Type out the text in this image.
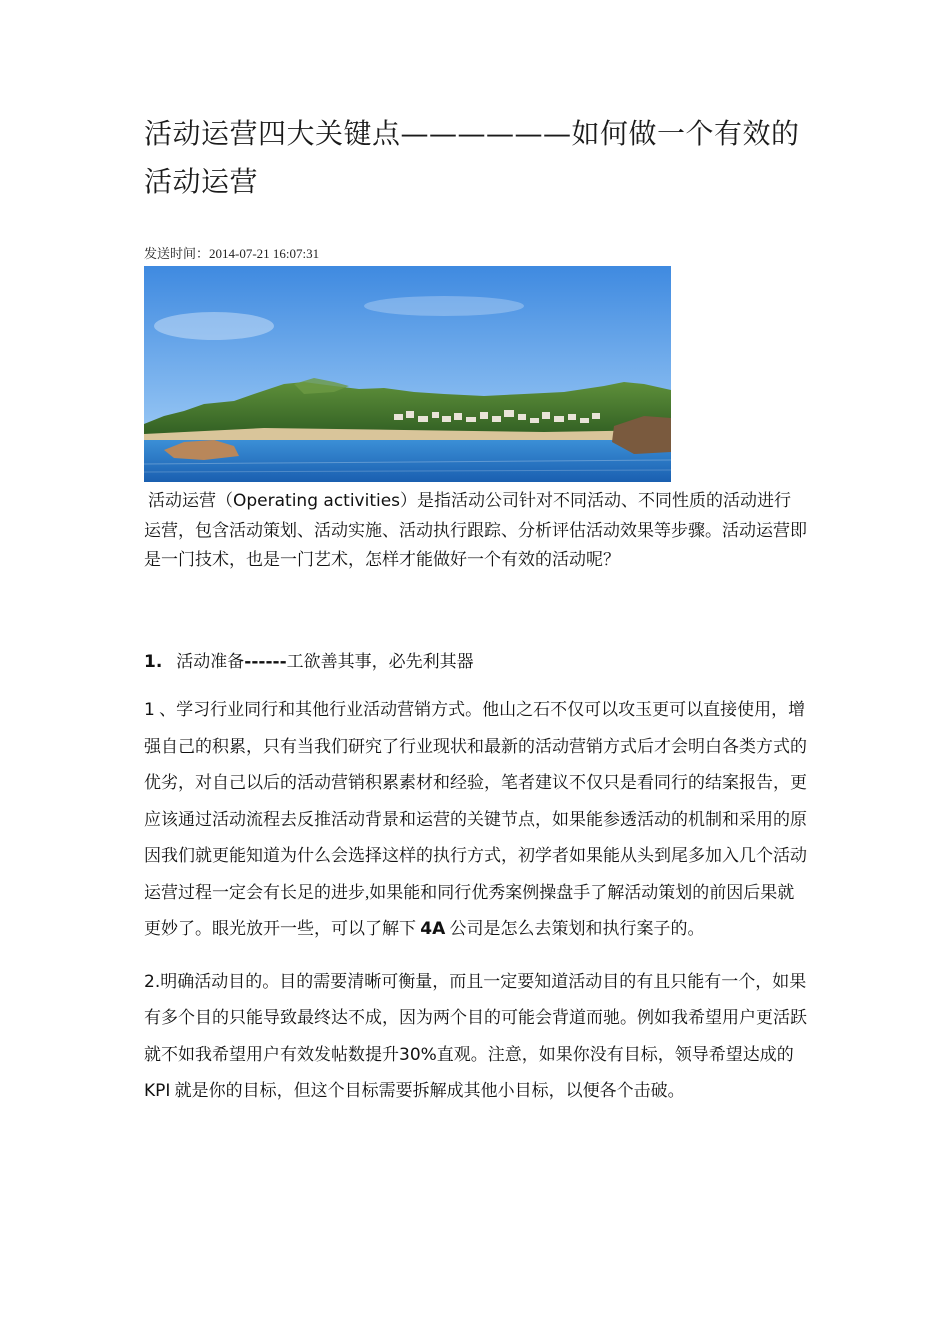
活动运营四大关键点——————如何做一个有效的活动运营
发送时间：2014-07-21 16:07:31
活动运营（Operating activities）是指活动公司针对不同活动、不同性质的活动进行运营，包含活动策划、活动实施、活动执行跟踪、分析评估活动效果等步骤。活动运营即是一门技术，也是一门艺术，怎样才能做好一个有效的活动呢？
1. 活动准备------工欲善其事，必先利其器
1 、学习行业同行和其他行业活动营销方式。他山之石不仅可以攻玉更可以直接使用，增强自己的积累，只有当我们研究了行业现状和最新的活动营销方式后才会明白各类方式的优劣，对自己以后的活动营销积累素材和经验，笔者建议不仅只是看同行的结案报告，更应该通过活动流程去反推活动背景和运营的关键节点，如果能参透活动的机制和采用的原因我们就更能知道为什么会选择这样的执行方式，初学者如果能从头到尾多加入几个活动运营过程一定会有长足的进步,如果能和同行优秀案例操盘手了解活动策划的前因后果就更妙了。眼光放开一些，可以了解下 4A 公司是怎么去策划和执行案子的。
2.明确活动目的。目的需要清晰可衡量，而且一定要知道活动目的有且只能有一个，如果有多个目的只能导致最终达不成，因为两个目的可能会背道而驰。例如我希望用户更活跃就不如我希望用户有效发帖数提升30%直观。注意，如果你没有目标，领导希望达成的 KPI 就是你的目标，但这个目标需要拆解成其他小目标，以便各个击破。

########################################

- TASK TO COMPLETE:
Skip the pictures and transcribe the rest of the records exactly.

- ANSWER TO THIS PROBLEM:
Type out the text in this image.
活动运营四大关键点——————如何做一个有效的活动运营
发送时间：2014-07-21 16:07:31
活动运营（Operating activities）是指活动公司针对不同活动、不同性质的活动进行运营，包含活动策划、活动实施、活动执行跟踪、分析评估活动效果等步骤。活动运营即是一门技术，也是一门艺术，怎样才能做好一个有效的活动呢？
1. 活动准备------工欲善其事，必先利其器
1 、学习行业同行和其他行业活动营销方式。他山之石不仅可以攻玉更可以直接使用，增强自己的积累，只有当我们研究了行业现状和最新的活动营销方式后才会明白各类方式的优劣，对自己以后的活动营销积累素材和经验，笔者建议不仅只是看同行的结案报告，更应该通过活动流程去反推活动背景和运营的关键节点，如果能参透活动的机制和采用的原因我们就更能知道为什么会选择这样的执行方式，初学者如果能从头到尾多加入几个活动运营过程一定会有长足的进步,如果能和同行优秀案例操盘手了解活动策划的前因后果就更妙了。眼光放开一些，可以了解下 4A 公司是怎么去策划和执行案子的。
2.明确活动目的。目的需要清晰可衡量，而且一定要知道活动目的有且只能有一个，如果有多个目的只能导致最终达不成，因为两个目的可能会背道而驰。例如我希望用户更活跃就不如我希望用户有效发帖数提升30%直观。注意，如果你没有目标，领导希望达成的 KPI 就是你的目标，但这个目标需要拆解成其他小目标，以便各个击破。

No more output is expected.